#### Instruction
Every entry must be repeated exactly. Exclude all pictures.

#### Data for the task
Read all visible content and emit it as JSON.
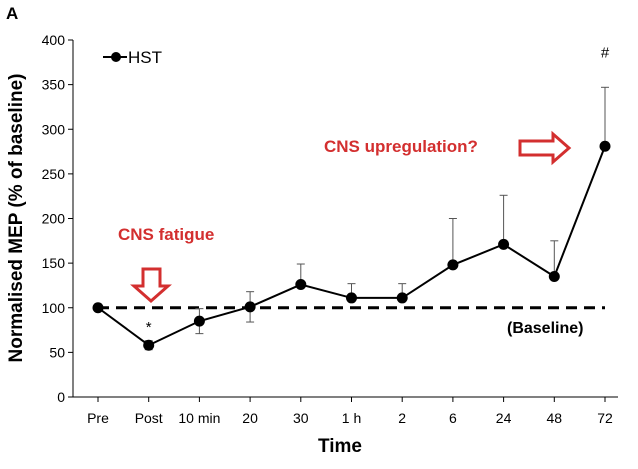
{
  "panel_label": "A",
  "colors": {
    "annotation": "#d32f2f",
    "series": "#000000"
  },
  "chart_data": {
    "type": "line",
    "title": "",
    "xlabel": "Time",
    "ylabel": "Normalised MEP (% of baseline)",
    "ylim": [
      0,
      400
    ],
    "yticks": [
      0,
      50,
      100,
      150,
      200,
      250,
      300,
      350,
      400
    ],
    "categories": [
      "Pre",
      "Post",
      "10 min",
      "20",
      "30",
      "1 h",
      "2",
      "6",
      "24",
      "48",
      "72"
    ],
    "series": [
      {
        "name": "HST",
        "values": [
          100,
          58,
          85,
          101,
          126,
          111,
          111,
          148,
          171,
          135,
          281
        ],
        "error_plus": [
          0,
          5,
          14,
          17,
          23,
          16,
          16,
          52,
          55,
          40,
          66
        ],
        "error_minus": [
          0,
          5,
          14,
          17,
          0,
          0,
          0,
          0,
          0,
          0,
          0
        ]
      }
    ],
    "baseline": {
      "value": 100,
      "label": "(Baseline)"
    },
    "significance": [
      {
        "category": "Post",
        "mark": "*"
      },
      {
        "category": "72",
        "mark": "#"
      }
    ],
    "annotations": [
      {
        "text": "CNS fatigue",
        "arrow": "down",
        "category": "Post"
      },
      {
        "text": "CNS upregulation?",
        "arrow": "right",
        "category": "72"
      }
    ],
    "legend": {
      "position": "top-left",
      "entries": [
        "HST"
      ]
    }
  }
}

#### Reply
Read all visible content and emit it as JSON.
{
  "panel_label": "A",
  "colors": {
    "annotation": "#d32f2f",
    "series": "#000000"
  },
  "chart_data": {
    "type": "line",
    "title": "",
    "xlabel": "Time",
    "ylabel": "Normalised MEP (% of baseline)",
    "ylim": [
      0,
      400
    ],
    "yticks": [
      0,
      50,
      100,
      150,
      200,
      250,
      300,
      350,
      400
    ],
    "categories": [
      "Pre",
      "Post",
      "10 min",
      "20",
      "30",
      "1 h",
      "2",
      "6",
      "24",
      "48",
      "72"
    ],
    "series": [
      {
        "name": "HST",
        "values": [
          100,
          58,
          85,
          101,
          126,
          111,
          111,
          148,
          171,
          135,
          281
        ],
        "error_plus": [
          0,
          5,
          14,
          17,
          23,
          16,
          16,
          52,
          55,
          40,
          66
        ],
        "error_minus": [
          0,
          5,
          14,
          17,
          0,
          0,
          0,
          0,
          0,
          0,
          0
        ]
      }
    ],
    "baseline": {
      "value": 100,
      "label": "(Baseline)"
    },
    "significance": [
      {
        "category": "Post",
        "mark": "*"
      },
      {
        "category": "72",
        "mark": "#"
      }
    ],
    "annotations": [
      {
        "text": "CNS fatigue",
        "arrow": "down",
        "category": "Post"
      },
      {
        "text": "CNS upregulation?",
        "arrow": "right",
        "category": "72"
      }
    ],
    "legend": {
      "position": "top-left",
      "entries": [
        "HST"
      ]
    }
  }
}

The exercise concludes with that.